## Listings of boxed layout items
==========
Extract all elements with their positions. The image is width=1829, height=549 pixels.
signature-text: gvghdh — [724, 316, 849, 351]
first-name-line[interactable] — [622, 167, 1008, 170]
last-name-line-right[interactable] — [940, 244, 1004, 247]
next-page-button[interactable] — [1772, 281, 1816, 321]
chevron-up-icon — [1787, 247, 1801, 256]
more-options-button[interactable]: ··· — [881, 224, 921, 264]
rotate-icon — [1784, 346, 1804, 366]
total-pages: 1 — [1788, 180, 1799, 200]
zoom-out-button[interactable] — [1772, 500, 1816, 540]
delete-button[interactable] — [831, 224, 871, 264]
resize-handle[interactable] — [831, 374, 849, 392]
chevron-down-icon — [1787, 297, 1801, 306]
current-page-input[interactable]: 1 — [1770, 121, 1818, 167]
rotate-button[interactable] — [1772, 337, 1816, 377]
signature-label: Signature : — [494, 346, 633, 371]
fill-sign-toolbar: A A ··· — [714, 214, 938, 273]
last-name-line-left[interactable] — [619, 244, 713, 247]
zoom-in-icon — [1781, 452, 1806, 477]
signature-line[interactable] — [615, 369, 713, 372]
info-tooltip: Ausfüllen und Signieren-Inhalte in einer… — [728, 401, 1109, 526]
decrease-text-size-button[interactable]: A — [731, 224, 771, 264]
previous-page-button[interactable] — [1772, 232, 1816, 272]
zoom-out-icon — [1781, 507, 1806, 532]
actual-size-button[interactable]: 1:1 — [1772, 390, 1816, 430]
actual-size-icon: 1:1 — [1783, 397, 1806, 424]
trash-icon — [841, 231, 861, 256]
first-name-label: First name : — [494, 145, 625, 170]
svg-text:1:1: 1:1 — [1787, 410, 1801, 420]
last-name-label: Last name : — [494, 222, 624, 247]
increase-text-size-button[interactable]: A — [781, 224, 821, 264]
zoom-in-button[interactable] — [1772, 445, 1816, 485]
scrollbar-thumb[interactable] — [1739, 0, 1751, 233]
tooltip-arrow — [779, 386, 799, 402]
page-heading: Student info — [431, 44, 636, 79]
==========
Copy the lines above exactly, from the first line of the records through the line containing "zoom-out-icon — [1781, 507, 1806, 532]", both ends included.

## Solution to this task
Extract all elements with their positions. The image is width=1829, height=549 pixels.
signature-text: gvghdh — [724, 316, 849, 351]
first-name-line[interactable] — [622, 167, 1008, 170]
last-name-line-right[interactable] — [940, 244, 1004, 247]
next-page-button[interactable] — [1772, 281, 1816, 321]
chevron-up-icon — [1787, 247, 1801, 256]
more-options-button[interactable]: ··· — [881, 224, 921, 264]
rotate-icon — [1784, 346, 1804, 366]
total-pages: 1 — [1788, 180, 1799, 200]
zoom-out-button[interactable] — [1772, 500, 1816, 540]
delete-button[interactable] — [831, 224, 871, 264]
resize-handle[interactable] — [831, 374, 849, 392]
chevron-down-icon — [1787, 297, 1801, 306]
current-page-input[interactable]: 1 — [1770, 121, 1818, 167]
rotate-button[interactable] — [1772, 337, 1816, 377]
signature-label: Signature : — [494, 346, 633, 371]
fill-sign-toolbar: A A ··· — [714, 214, 938, 273]
last-name-line-left[interactable] — [619, 244, 713, 247]
zoom-in-icon — [1781, 452, 1806, 477]
signature-line[interactable] — [615, 369, 713, 372]
info-tooltip: Ausfüllen und Signieren-Inhalte in einer… — [728, 401, 1109, 526]
decrease-text-size-button[interactable]: A — [731, 224, 771, 264]
previous-page-button[interactable] — [1772, 232, 1816, 272]
zoom-out-icon — [1781, 507, 1806, 532]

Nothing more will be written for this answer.